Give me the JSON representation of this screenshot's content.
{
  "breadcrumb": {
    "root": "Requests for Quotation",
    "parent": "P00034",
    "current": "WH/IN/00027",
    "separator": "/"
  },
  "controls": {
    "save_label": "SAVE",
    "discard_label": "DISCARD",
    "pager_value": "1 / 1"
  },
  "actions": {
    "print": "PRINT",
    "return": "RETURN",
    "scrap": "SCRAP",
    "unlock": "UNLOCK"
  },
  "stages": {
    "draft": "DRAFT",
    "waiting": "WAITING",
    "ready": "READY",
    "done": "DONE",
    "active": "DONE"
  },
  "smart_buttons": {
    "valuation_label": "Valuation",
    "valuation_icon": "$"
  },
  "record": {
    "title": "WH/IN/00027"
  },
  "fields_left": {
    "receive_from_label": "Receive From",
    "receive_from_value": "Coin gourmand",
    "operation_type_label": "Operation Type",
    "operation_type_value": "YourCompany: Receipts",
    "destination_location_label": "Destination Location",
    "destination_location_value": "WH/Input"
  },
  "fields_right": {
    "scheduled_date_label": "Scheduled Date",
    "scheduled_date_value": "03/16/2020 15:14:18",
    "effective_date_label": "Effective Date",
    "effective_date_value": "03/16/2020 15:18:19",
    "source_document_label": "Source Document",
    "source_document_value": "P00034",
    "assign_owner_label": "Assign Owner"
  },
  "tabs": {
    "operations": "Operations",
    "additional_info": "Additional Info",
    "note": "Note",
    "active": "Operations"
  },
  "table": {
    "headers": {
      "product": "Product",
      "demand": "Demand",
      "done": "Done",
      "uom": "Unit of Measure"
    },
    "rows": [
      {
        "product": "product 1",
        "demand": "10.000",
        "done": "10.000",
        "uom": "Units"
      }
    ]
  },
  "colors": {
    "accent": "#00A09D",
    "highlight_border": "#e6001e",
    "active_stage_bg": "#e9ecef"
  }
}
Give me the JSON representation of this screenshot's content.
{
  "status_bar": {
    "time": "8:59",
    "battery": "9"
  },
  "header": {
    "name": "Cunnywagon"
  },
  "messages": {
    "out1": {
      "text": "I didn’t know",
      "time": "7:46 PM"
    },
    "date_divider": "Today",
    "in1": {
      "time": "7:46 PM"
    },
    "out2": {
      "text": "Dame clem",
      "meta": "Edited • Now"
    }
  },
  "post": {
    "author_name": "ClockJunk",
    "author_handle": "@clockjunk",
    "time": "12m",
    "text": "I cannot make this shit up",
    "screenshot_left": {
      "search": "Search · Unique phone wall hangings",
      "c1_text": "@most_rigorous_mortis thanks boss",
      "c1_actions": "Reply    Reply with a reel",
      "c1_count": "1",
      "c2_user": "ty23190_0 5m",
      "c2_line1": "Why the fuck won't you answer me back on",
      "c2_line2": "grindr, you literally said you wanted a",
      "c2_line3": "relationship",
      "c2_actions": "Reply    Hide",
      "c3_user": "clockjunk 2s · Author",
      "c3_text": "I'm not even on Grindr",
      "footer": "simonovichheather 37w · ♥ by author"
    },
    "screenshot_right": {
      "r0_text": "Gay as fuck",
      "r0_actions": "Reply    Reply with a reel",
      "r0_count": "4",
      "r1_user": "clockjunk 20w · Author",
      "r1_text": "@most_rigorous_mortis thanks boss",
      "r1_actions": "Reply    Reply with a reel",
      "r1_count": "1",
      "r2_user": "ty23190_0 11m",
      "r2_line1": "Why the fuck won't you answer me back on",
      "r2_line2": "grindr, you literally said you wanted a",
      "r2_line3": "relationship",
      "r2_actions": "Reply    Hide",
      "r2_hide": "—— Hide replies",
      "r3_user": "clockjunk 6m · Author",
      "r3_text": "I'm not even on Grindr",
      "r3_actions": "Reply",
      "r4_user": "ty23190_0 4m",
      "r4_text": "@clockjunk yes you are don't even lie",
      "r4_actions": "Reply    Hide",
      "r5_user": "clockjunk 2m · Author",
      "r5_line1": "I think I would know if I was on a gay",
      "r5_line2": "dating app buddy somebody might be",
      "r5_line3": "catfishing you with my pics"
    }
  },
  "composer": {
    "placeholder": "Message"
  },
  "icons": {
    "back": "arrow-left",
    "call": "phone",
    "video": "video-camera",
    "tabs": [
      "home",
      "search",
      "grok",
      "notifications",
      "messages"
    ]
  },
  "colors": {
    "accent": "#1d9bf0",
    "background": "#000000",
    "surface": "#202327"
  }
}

▶ [Short exercise]: All the entries above need to be reproduced exactly.

▶ [Right answer]:
Give me the JSON representation of this screenshot's content.
{
  "breadcrumb": {
    "root": "Requests for Quotation",
    "parent": "P00034",
    "current": "WH/IN/00027",
    "separator": "/"
  },
  "controls": {
    "save_label": "SAVE",
    "discard_label": "DISCARD",
    "pager_value": "1 / 1"
  },
  "actions": {
    "print": "PRINT",
    "return": "RETURN",
    "scrap": "SCRAP",
    "unlock": "UNLOCK"
  },
  "stages": {
    "draft": "DRAFT",
    "waiting": "WAITING",
    "ready": "READY",
    "done": "DONE",
    "active": "DONE"
  },
  "smart_buttons": {
    "valuation_label": "Valuation",
    "valuation_icon": "$"
  },
  "record": {
    "title": "WH/IN/00027"
  },
  "fields_left": {
    "receive_from_label": "Receive From",
    "receive_from_value": "Coin gourmand",
    "operation_type_label": "Operation Type",
    "operation_type_value": "YourCompany: Receipts",
    "destination_location_label": "Destination Location",
    "destination_location_value": "WH/Input"
  },
  "fields_right": {
    "scheduled_date_label": "Scheduled Date",
    "scheduled_date_value": "03/16/2020 15:14:18",
    "effective_date_label": "Effective Date",
    "effective_date_value": "03/16/2020 15:18:19",
    "source_document_label": "Source Document",
    "source_document_value": "P00034",
    "assign_owner_label": "Assign Owner"
  },
  "tabs": {
    "operations": "Operations",
    "additional_info": "Additional Info",
    "note": "Note",
    "active": "Operations"
  },
  "table": {
    "headers": {
      "product": "Product",
      "demand": "Demand",
      "done": "Done",
      "uom": "Unit of Measure"
    },
    "rows": [
      {
        "product": "product 1",
        "demand": "10.000",
        "done": "10.000",
        "uom": "Units"
      }
    ]
  },
  "colors": {
    "accent": "#00A09D",
    "highlight_border": "#e6001e",
    "active_stage_bg": "#e9ecef"
  }
}
Give me the JSON representation of this screenshot's content.
{
  "status_bar": {
    "time": "8:59",
    "battery": "9"
  },
  "header": {
    "name": "Cunnywagon"
  },
  "messages": {
    "out1": {
      "text": "I didn’t know",
      "time": "7:46 PM"
    },
    "date_divider": "Today",
    "in1": {
      "time": "7:46 PM"
    },
    "out2": {
      "text": "Dame clem",
      "meta": "Edited • Now"
    }
  },
  "post": {
    "author_name": "ClockJunk",
    "author_handle": "@clockjunk",
    "time": "12m",
    "text": "I cannot make this shit up",
    "screenshot_left": {
      "search": "Search · Unique phone wall hangings",
      "c1_text": "@most_rigorous_mortis thanks boss",
      "c1_actions": "Reply    Reply with a reel",
      "c1_count": "1",
      "c2_user": "ty23190_0 5m",
      "c2_line1": "Why the fuck won't you answer me back on",
      "c2_line2": "grindr, you literally said you wanted a",
      "c2_line3": "relationship",
      "c2_actions": "Reply    Hide",
      "c3_user": "clockjunk 2s · Author",
      "c3_text": "I'm not even on Grindr",
      "footer": "simonovichheather 37w · ♥ by author"
    },
    "screenshot_right": {
      "r0_text": "Gay as fuck",
      "r0_actions": "Reply    Reply with a reel",
      "r0_count": "4",
      "r1_user": "clockjunk 20w · Author",
      "r1_text": "@most_rigorous_mortis thanks boss",
      "r1_actions": "Reply    Reply with a reel",
      "r1_count": "1",
      "r2_user": "ty23190_0 11m",
      "r2_line1": "Why the fuck won't you answer me back on",
      "r2_line2": "grindr, you literally said you wanted a",
      "r2_line3": "relationship",
      "r2_actions": "Reply    Hide",
      "r2_hide": "—— Hide replies",
      "r3_user": "clockjunk 6m · Author",
      "r3_text": "I'm not even on Grindr",
      "r3_actions": "Reply",
      "r4_user": "ty23190_0 4m",
      "r4_text": "@clockjunk yes you are don't even lie",
      "r4_actions": "Reply    Hide",
      "r5_user": "clockjunk 2m · Author",
      "r5_line1": "I think I would know if I was on a gay",
      "r5_line2": "dating app buddy somebody might be",
      "r5_line3": "catfishing you with my pics"
    }
  },
  "composer": {
    "placeholder": "Message"
  },
  "icons": {
    "back": "arrow-left",
    "call": "phone",
    "video": "video-camera",
    "tabs": [
      "home",
      "search",
      "grok",
      "notifications",
      "messages"
    ]
  },
  "colors": {
    "accent": "#1d9bf0",
    "background": "#000000",
    "surface": "#202327"
  }
}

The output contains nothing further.